DOCUMENT
########

Take a look at the video. You'll see one jacka$$ threw his brief case down the ramp before he went down and it opened up. Then he started to run after some of the papers.

http://www.cnn.com/video/#/video/us/2009/05/12/vo.tx.plane.fire.ktrk

wrp96
05-12-2009, 11:02 PM
Ned, I noticed numerous people went down with their carryons in their hands. But that idiot was especially noteworthy.


It surprised me how long it took before they began evacuating that plane. I counted at least 2 full minutes after the plane came to a complete stop. I wonder how long it took to realize the plane was on fire.


Also, it occurred to me that the flight attendant wearing shorts was probably highly regretting her decision to opt for shorts instead of pants for that flight.

bodega
05-12-2009, 11:44 PM
Did you see that the man who threw his briefcase down first, then slid down, also sat at the end of the slide while he collected his stuff. Idiot!

pezmanffx
05-13-2009, 04:47 AM
Ok, I think is should be a felony to bring a carry-on during an evacuation and should be announced as such during the safety briefing. This is just plain reckless endangerment.

Ned
05-13-2009, 04:58 AM
P-man, they do announce that you should leave everything in the plane, except your coat or jacket if it's cold outside, if you have to evacuate. Some people don't understand how important it is.

########

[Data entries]
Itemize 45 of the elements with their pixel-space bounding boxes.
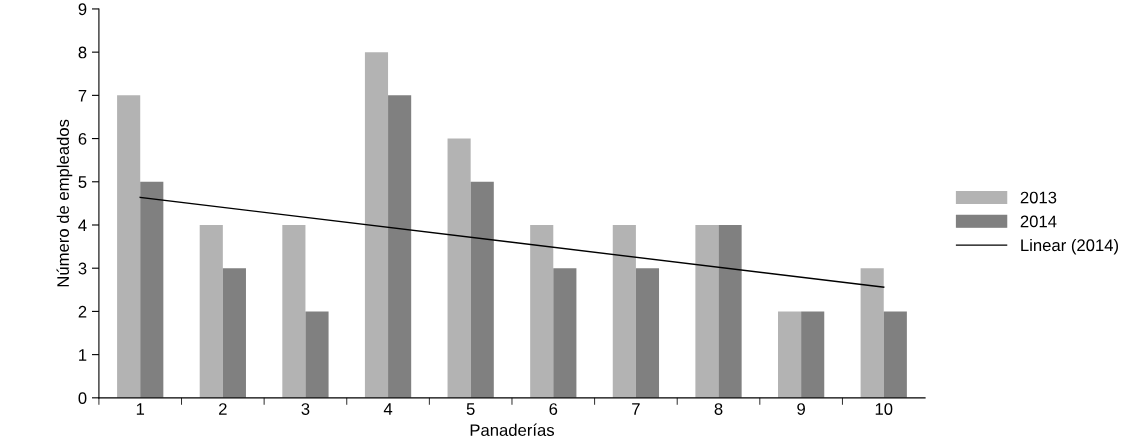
legend-label: Linear (2014)	[1021, 238, 1119, 255]
bar	[778, 311, 802, 398]
x-tick-label: 3	[301, 403, 310, 415]
y-axis-title: Número de empleados	[56, 119, 73, 287]
bar	[140, 181, 164, 398]
bar	[530, 224, 554, 398]
legend-label: 2013	[1020, 191, 1057, 204]
bar	[801, 311, 825, 398]
bar	[718, 224, 742, 398]
y-tick-label: 1	[79, 349, 87, 361]
bar	[635, 268, 660, 398]
x-tick-label: 9	[797, 403, 805, 415]
x-tick-label: 7	[632, 403, 640, 415]
y-tick-label: 7	[78, 89, 87, 102]
y-tick-label: 9	[78, 3, 87, 16]
bar	[222, 268, 246, 398]
y-tick-label: 5	[78, 176, 87, 188]
bar	[117, 95, 141, 398]
y-tick-label: 4	[78, 219, 87, 232]
y-tick-label: 6	[78, 132, 87, 145]
bar	[447, 138, 471, 398]
bar	[199, 224, 223, 398]
y-tick-label: 2	[78, 305, 87, 318]
bar	[282, 224, 306, 398]
bar	[860, 268, 884, 398]
x-axis-title: Panaderías	[470, 423, 555, 437]
x-tick-label: 4	[383, 403, 393, 415]
x-tick-label: 10	[875, 403, 893, 415]
x-tick-label: 2	[219, 403, 227, 415]
bar	[695, 224, 719, 398]
bar	[612, 224, 636, 398]
bar	[470, 181, 494, 398]
y-tick-label: 0	[78, 392, 87, 405]
y-tick-label: 3	[78, 262, 87, 275]
y-tick-label: 8	[78, 46, 87, 59]
bar	[364, 52, 389, 398]
bar	[388, 95, 412, 398]
x-tick-label: 8	[714, 403, 723, 415]
x-tick-label: 5	[466, 403, 475, 415]
bar	[883, 311, 907, 398]
bar	[553, 268, 577, 398]
bar	[305, 311, 329, 398]
x-tick-label: 1	[136, 403, 145, 415]
legend-label: 2014	[1020, 215, 1057, 228]
x-tick-label: 6	[549, 403, 558, 415]
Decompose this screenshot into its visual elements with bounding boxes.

########

WHAT YOU NEED TO DO
Retype the passage of the plane evacuation discussion starting at "Also, it occurred" and ending at "his stuff. Idiot!".

ANSWER IN FULL
Also, it occurred to me that the flight attendant wearing shorts was probably highly regretting her decision to opt for shorts instead of pants for that flight.

bodega
05-12-2009, 11:44 PM
Did you see that the man who threw his briefcase down first, then slid down, also sat at the end of the slide while he collected his stuff. Idiot!